Copy every line below word for word, and leave out the pictures.

# Source material
—————
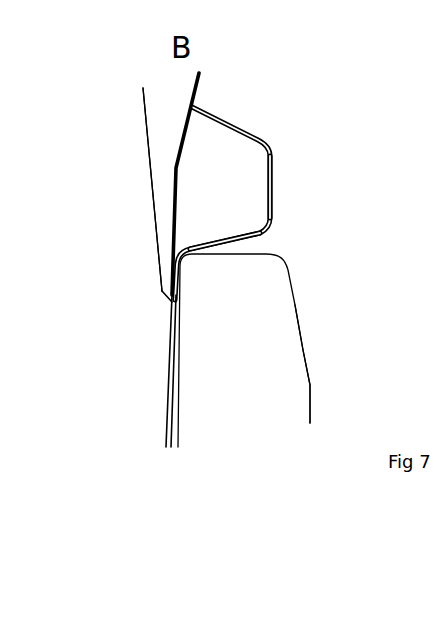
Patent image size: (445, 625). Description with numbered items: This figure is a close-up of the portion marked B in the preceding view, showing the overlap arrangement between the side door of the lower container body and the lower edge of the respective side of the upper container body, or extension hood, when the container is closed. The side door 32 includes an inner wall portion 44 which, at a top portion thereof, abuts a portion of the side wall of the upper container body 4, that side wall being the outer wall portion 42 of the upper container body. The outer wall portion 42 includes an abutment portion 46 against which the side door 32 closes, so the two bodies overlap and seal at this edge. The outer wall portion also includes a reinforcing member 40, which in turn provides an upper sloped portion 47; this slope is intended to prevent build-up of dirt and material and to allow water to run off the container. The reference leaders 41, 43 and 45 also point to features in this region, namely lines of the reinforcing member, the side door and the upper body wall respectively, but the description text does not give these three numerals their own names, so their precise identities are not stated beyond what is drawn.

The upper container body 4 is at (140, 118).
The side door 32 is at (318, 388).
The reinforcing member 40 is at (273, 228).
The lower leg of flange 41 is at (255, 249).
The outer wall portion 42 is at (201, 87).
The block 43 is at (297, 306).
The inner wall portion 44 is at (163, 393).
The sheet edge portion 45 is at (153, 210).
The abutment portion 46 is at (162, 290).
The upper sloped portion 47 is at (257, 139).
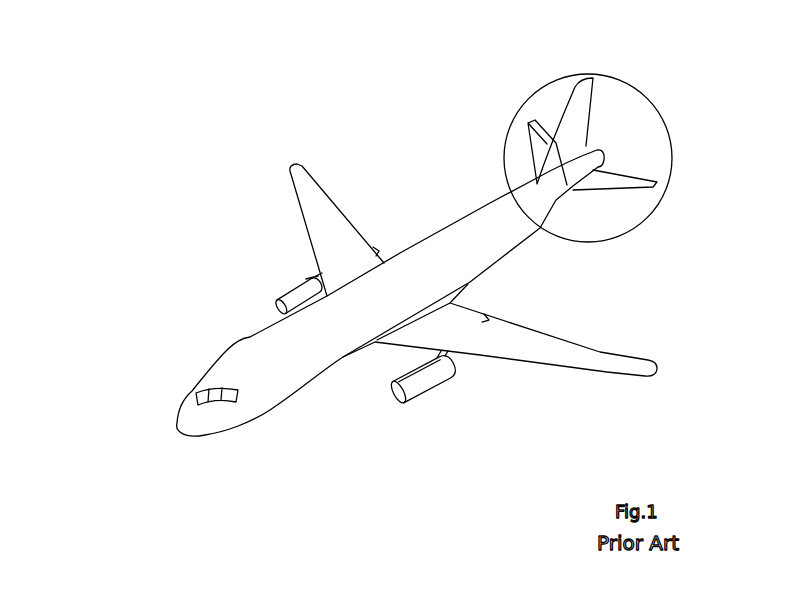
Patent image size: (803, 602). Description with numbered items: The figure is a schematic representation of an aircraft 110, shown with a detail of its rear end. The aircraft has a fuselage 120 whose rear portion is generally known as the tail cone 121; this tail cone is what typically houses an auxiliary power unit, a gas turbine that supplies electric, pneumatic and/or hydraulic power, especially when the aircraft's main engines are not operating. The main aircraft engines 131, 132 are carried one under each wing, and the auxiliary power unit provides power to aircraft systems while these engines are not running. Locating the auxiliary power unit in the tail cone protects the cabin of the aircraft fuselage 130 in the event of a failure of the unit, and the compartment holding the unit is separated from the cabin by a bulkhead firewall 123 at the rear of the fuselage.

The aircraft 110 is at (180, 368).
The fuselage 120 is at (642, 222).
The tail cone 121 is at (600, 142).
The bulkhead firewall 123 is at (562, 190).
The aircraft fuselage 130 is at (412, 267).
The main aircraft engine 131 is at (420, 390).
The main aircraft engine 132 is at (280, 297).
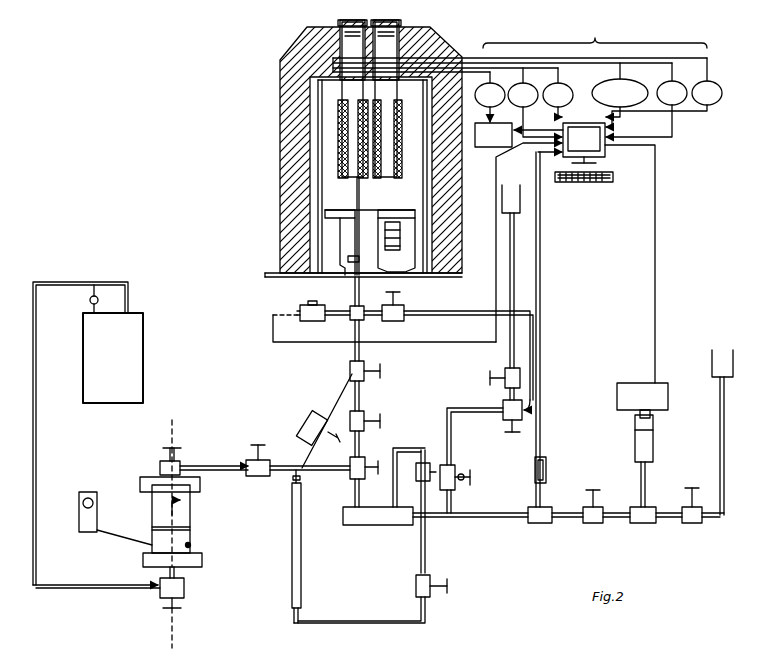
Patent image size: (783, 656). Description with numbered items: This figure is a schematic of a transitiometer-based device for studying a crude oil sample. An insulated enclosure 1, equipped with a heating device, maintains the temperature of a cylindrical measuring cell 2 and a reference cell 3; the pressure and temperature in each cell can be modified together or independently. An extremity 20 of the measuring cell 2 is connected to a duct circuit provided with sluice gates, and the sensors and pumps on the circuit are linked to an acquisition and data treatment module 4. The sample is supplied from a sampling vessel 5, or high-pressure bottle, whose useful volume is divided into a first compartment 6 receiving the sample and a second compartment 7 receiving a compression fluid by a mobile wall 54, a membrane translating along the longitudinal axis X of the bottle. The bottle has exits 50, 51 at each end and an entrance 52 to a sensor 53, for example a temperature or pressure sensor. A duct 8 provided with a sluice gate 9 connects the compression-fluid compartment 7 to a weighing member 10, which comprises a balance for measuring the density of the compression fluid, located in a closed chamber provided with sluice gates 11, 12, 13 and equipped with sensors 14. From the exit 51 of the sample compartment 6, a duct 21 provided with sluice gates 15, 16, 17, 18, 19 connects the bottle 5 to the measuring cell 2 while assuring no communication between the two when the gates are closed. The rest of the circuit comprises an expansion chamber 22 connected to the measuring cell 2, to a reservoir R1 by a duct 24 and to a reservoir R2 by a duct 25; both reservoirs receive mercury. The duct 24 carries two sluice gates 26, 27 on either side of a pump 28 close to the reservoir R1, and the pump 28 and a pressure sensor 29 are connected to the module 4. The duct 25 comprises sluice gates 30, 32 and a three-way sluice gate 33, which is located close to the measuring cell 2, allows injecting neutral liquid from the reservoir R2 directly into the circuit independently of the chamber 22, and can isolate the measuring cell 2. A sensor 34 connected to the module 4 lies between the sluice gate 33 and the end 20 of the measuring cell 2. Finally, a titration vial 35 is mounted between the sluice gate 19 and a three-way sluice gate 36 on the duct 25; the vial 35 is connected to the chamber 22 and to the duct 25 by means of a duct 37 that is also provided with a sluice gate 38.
—————
# Output of the task
Patent image size: (445, 625). Description with numbered items: This figure is a close-up of the portion marked B in the preceding view, showing the overlap arrangement between the side door of the lower container body and the lower edge of the respective side of the upper container body, or extension hood, when the container is closed. The side door 32 includes an inner wall portion 44 which, at a top portion thereof, abuts a portion of the side wall of the upper container body 4, that side wall being the outer wall portion 42 of the upper container body. The outer wall portion 42 includes an abutment portion 46 against which the side door 32 closes, so the two bodies overlap and seal at this edge. The outer wall portion also includes a reinforcing member 40, which in turn provides an upper sloped portion 47; this slope is intended to prevent build-up of dirt and material and to allow water to run off the container. The reference leaders 41, 43 and 45 also point to features in this region, namely lines of the reinforcing member, the side door and the upper body wall respectively, but the description text does not give these three numerals their own names, so their precise identities are not stated beyond what is drawn.

The upper container body 4 is at (140, 118).
The side door 32 is at (318, 388).
The reinforcing member 40 is at (273, 228).
The lower leg of flange 41 is at (255, 249).
The outer wall portion 42 is at (201, 87).
The block 43 is at (297, 306).
The inner wall portion 44 is at (163, 393).
The sheet edge portion 45 is at (153, 210).
The abutment portion 46 is at (162, 290).
The upper sloped portion 47 is at (257, 139).
Patent image size: (803, 602). Description with numbered items: The figure is a schematic representation of an aircraft 110, shown with a detail of its rear end. The aircraft has a fuselage 120 whose rear portion is generally known as the tail cone 121; this tail cone is what typically houses an auxiliary power unit, a gas turbine that supplies electric, pneumatic and/or hydraulic power, especially when the aircraft's main engines are not operating. The main aircraft engines 131, 132 are carried one under each wing, and the auxiliary power unit provides power to aircraft systems while these engines are not running. Locating the auxiliary power unit in the tail cone protects the cabin of the aircraft fuselage 130 in the event of a failure of the unit, and the compartment holding the unit is separated from the cabin by a bulkhead firewall 123 at the rear of the fuselage.

The aircraft 110 is at (180, 368).
The fuselage 120 is at (642, 222).
The tail cone 121 is at (600, 142).
The bulkhead firewall 123 is at (562, 190).
The aircraft fuselage 130 is at (412, 267).
The main aircraft engine 131 is at (420, 390).
The main aircraft engine 132 is at (280, 297).
Patent image size: (783, 656). Description with numbered items: This figure is a schematic of a transitiometer-based device for studying a crude oil sample. An insulated enclosure 1, equipped with a heating device, maintains the temperature of a cylindrical measuring cell 2 and a reference cell 3; the pressure and temperature in each cell can be modified together or independently. An extremity 20 of the measuring cell 2 is connected to a duct circuit provided with sluice gates, and the sensors and pumps on the circuit are linked to an acquisition and data treatment module 4. The sample is supplied from a sampling vessel 5, or high-pressure bottle, whose useful volume is divided into a first compartment 6 receiving the sample and a second compartment 7 receiving a compression fluid by a mobile wall 54, a membrane translating along the longitudinal axis X of the bottle. The bottle has exits 50, 51 at each end and an entrance 52 to a sensor 53, for example a temperature or pressure sensor. A duct 8 provided with a sluice gate 9 connects the compression-fluid compartment 7 to a weighing member 10, which comprises a balance for measuring the density of the compression fluid, located in a closed chamber provided with sluice gates 11, 12, 13 and equipped with sensors 14. From the exit 51 of the sample compartment 6, a duct 21 provided with sluice gates 15, 16, 17, 18, 19 connects the bottle 5 to the measuring cell 2 while assuring no communication between the two when the gates are closed. The rest of the circuit comprises an expansion chamber 22 connected to the measuring cell 2, to a reservoir R1 by a duct 24 and to a reservoir R2 by a duct 25; both reservoirs receive mercury. The duct 24 carries two sluice gates 26, 27 on either side of a pump 28 close to the reservoir R1, and the pump 28 and a pressure sensor 29 are connected to the module 4. The duct 25 comprises sluice gates 30, 32 and a three-way sluice gate 33, which is located close to the measuring cell 2, allows injecting neutral liquid from the reservoir R2 directly into the circuit independently of the chamber 22, and can isolate the measuring cell 2. A sensor 34 connected to the module 4 lies between the sluice gate 33 and the end 20 of the measuring cell 2. Finally, a titration vial 35 is mounted between the sluice gate 19 and a three-way sluice gate 36 on the duct 25; the vial 35 is connected to the chamber 22 and to the duct 25 by means of a duct 37 that is also provided with a sluice gate 38.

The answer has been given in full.